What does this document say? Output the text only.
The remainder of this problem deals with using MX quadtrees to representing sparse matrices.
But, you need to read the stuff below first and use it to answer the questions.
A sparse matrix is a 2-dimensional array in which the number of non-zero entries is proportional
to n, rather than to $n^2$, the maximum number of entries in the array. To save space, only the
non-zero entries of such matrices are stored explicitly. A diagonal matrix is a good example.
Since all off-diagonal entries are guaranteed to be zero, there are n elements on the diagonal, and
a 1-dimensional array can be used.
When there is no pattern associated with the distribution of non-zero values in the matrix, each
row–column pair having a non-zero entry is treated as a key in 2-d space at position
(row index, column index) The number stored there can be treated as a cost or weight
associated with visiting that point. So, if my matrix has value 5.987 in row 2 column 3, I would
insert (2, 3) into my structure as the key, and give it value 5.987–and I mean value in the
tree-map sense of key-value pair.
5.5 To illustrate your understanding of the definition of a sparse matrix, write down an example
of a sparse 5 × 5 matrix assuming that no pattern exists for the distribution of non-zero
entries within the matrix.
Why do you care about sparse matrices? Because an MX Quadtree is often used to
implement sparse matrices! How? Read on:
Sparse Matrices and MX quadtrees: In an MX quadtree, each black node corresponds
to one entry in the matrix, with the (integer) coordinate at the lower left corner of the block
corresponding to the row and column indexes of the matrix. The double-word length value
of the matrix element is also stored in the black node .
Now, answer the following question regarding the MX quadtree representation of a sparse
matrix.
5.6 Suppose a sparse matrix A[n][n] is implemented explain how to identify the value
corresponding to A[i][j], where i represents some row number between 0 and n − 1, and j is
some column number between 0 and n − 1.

Challenge: Write out the entire listing exactly.

Result:
What does this document say? Output the text only.
The remainder of this problem deals with using MX quadtrees to representing sparse matrices.
But, you need to read the stuff below first and use it to answer the questions.
A sparse matrix is a 2-dimensional array in which the number of non-zero entries is proportional
to n, rather than to $n^2$, the maximum number of entries in the array. To save space, only the
non-zero entries of such matrices are stored explicitly. A diagonal matrix is a good example.
Since all off-diagonal entries are guaranteed to be zero, there are n elements on the diagonal, and
a 1-dimensional array can be used.
When there is no pattern associated with the distribution of non-zero values in the matrix, each
row–column pair having a non-zero entry is treated as a key in 2-d space at position
(row index, column index) The number stored there can be treated as a cost or weight
associated with visiting that point. So, if my matrix has value 5.987 in row 2 column 3, I would
insert (2, 3) into my structure as the key, and give it value 5.987–and I mean value in the
tree-map sense of key-value pair.
5.5 To illustrate your understanding of the definition of a sparse matrix, write down an example
of a sparse 5 × 5 matrix assuming that no pattern exists for the distribution of non-zero
entries within the matrix.
Why do you care about sparse matrices? Because an MX Quadtree is often used to
implement sparse matrices! How? Read on:
Sparse Matrices and MX quadtrees: In an MX quadtree, each black node corresponds
to one entry in the matrix, with the (integer) coordinate at the lower left corner of the block
corresponding to the row and column indexes of the matrix. The double-word length value
of the matrix element is also stored in the black node .
Now, answer the following question regarding the MX quadtree representation of a sparse
matrix.
5.6 Suppose a sparse matrix A[n][n] is implemented explain how to identify the value
corresponding to A[i][j], where i represents some row number between 0 and n − 1, and j is
some column number between 0 and n − 1.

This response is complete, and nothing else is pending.